Directions: A faithful transcription of all the data is required.

Given data:
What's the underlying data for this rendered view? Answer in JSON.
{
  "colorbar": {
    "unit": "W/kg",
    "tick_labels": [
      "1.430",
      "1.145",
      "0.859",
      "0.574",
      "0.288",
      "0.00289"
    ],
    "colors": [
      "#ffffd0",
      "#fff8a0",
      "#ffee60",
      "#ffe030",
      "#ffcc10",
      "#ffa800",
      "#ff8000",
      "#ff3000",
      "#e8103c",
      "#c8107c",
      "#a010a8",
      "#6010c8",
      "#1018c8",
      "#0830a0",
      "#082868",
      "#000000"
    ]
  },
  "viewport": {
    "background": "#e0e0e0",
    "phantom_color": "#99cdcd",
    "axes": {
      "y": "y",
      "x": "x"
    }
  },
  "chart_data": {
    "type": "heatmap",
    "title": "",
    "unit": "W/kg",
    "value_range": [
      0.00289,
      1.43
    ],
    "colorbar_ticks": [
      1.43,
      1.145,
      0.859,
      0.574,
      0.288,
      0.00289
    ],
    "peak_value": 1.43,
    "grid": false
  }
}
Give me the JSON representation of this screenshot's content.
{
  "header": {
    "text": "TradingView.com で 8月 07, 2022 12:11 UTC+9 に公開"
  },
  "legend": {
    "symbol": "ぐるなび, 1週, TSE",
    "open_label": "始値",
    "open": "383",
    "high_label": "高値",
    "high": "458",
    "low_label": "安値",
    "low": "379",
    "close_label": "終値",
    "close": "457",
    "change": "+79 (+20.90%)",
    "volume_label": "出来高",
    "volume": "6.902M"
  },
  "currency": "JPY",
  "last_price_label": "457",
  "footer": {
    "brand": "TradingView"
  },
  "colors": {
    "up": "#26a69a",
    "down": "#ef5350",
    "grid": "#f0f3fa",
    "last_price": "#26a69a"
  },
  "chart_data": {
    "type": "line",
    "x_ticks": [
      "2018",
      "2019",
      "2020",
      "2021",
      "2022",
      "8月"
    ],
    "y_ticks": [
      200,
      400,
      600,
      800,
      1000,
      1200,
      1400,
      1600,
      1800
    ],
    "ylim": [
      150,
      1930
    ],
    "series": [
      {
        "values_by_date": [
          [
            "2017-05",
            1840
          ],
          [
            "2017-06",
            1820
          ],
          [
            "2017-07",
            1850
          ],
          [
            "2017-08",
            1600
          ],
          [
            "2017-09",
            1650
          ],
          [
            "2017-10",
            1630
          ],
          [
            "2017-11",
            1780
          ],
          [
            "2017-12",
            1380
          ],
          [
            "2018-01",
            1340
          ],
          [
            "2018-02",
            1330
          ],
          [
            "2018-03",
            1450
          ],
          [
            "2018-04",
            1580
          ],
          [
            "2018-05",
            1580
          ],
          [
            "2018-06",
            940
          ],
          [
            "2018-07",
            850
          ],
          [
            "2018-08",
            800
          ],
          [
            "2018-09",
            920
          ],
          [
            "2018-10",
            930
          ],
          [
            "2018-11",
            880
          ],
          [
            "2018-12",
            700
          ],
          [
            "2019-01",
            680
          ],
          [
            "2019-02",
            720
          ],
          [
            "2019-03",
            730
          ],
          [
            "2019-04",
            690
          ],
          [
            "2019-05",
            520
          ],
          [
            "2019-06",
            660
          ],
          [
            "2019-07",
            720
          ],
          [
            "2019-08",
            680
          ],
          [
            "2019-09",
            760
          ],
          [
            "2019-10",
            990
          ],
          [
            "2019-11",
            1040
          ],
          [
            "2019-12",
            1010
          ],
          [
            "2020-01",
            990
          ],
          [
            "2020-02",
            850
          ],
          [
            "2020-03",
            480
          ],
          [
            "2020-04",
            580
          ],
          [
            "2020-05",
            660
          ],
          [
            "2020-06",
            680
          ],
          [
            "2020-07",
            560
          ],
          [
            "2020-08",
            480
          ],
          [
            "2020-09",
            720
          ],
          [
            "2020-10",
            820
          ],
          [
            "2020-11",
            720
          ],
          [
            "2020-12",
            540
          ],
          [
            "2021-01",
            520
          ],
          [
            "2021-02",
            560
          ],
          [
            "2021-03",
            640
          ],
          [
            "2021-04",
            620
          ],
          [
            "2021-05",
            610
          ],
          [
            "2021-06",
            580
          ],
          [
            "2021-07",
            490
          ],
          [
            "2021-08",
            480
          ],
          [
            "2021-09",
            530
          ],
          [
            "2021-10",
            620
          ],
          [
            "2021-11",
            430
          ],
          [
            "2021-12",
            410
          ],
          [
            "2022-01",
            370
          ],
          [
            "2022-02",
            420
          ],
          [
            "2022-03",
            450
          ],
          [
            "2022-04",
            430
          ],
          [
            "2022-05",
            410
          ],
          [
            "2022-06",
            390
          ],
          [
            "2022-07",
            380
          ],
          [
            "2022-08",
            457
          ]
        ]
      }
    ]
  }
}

Correct result:
What's the underlying data for this rendered view? Answer in JSON.
{
  "colorbar": {
    "unit": "W/kg",
    "tick_labels": [
      "1.430",
      "1.145",
      "0.859",
      "0.574",
      "0.288",
      "0.00289"
    ],
    "colors": [
      "#ffffd0",
      "#fff8a0",
      "#ffee60",
      "#ffe030",
      "#ffcc10",
      "#ffa800",
      "#ff8000",
      "#ff3000",
      "#e8103c",
      "#c8107c",
      "#a010a8",
      "#6010c8",
      "#1018c8",
      "#0830a0",
      "#082868",
      "#000000"
    ]
  },
  "viewport": {
    "background": "#e0e0e0",
    "phantom_color": "#99cdcd",
    "axes": {
      "y": "y",
      "x": "x"
    }
  },
  "chart_data": {
    "type": "heatmap",
    "title": "",
    "unit": "W/kg",
    "value_range": [
      0.00289,
      1.43
    ],
    "colorbar_ticks": [
      1.43,
      1.145,
      0.859,
      0.574,
      0.288,
      0.00289
    ],
    "peak_value": 1.43,
    "grid": false
  }
}
Give me the JSON representation of this screenshot's content.
{
  "header": {
    "text": "TradingView.com で 8月 07, 2022 12:11 UTC+9 に公開"
  },
  "legend": {
    "symbol": "ぐるなび, 1週, TSE",
    "open_label": "始値",
    "open": "383",
    "high_label": "高値",
    "high": "458",
    "low_label": "安値",
    "low": "379",
    "close_label": "終値",
    "close": "457",
    "change": "+79 (+20.90%)",
    "volume_label": "出来高",
    "volume": "6.902M"
  },
  "currency": "JPY",
  "last_price_label": "457",
  "footer": {
    "brand": "TradingView"
  },
  "colors": {
    "up": "#26a69a",
    "down": "#ef5350",
    "grid": "#f0f3fa",
    "last_price": "#26a69a"
  },
  "chart_data": {
    "type": "line",
    "x_ticks": [
      "2018",
      "2019",
      "2020",
      "2021",
      "2022",
      "8月"
    ],
    "y_ticks": [
      200,
      400,
      600,
      800,
      1000,
      1200,
      1400,
      1600,
      1800
    ],
    "ylim": [
      150,
      1930
    ],
    "series": [
      {
        "values_by_date": [
          [
            "2017-05",
            1840
          ],
          [
            "2017-06",
            1820
          ],
          [
            "2017-07",
            1850
          ],
          [
            "2017-08",
            1600
          ],
          [
            "2017-09",
            1650
          ],
          [
            "2017-10",
            1630
          ],
          [
            "2017-11",
            1780
          ],
          [
            "2017-12",
            1380
          ],
          [
            "2018-01",
            1340
          ],
          [
            "2018-02",
            1330
          ],
          [
            "2018-03",
            1450
          ],
          [
            "2018-04",
            1580
          ],
          [
            "2018-05",
            1580
          ],
          [
            "2018-06",
            940
          ],
          [
            "2018-07",
            850
          ],
          [
            "2018-08",
            800
          ],
          [
            "2018-09",
            920
          ],
          [
            "2018-10",
            930
          ],
          [
            "2018-11",
            880
          ],
          [
            "2018-12",
            700
          ],
          [
            "2019-01",
            680
          ],
          [
            "2019-02",
            720
          ],
          [
            "2019-03",
            730
          ],
          [
            "2019-04",
            690
          ],
          [
            "2019-05",
            520
          ],
          [
            "2019-06",
            660
          ],
          [
            "2019-07",
            720
          ],
          [
            "2019-08",
            680
          ],
          [
            "2019-09",
            760
          ],
          [
            "2019-10",
            990
          ],
          [
            "2019-11",
            1040
          ],
          [
            "2019-12",
            1010
          ],
          [
            "2020-01",
            990
          ],
          [
            "2020-02",
            850
          ],
          [
            "2020-03",
            480
          ],
          [
            "2020-04",
            580
          ],
          [
            "2020-05",
            660
          ],
          [
            "2020-06",
            680
          ],
          [
            "2020-07",
            560
          ],
          [
            "2020-08",
            480
          ],
          [
            "2020-09",
            720
          ],
          [
            "2020-10",
            820
          ],
          [
            "2020-11",
            720
          ],
          [
            "2020-12",
            540
          ],
          [
            "2021-01",
            520
          ],
          [
            "2021-02",
            560
          ],
          [
            "2021-03",
            640
          ],
          [
            "2021-04",
            620
          ],
          [
            "2021-05",
            610
          ],
          [
            "2021-06",
            580
          ],
          [
            "2021-07",
            490
          ],
          [
            "2021-08",
            480
          ],
          [
            "2021-09",
            530
          ],
          [
            "2021-10",
            620
          ],
          [
            "2021-11",
            430
          ],
          [
            "2021-12",
            410
          ],
          [
            "2022-01",
            370
          ],
          [
            "2022-02",
            420
          ],
          [
            "2022-03",
            450
          ],
          [
            "2022-04",
            430
          ],
          [
            "2022-05",
            410
          ],
          [
            "2022-06",
            390
          ],
          [
            "2022-07",
            380
          ],
          [
            "2022-08",
            457
          ]
        ]
      }
    ]
  }
}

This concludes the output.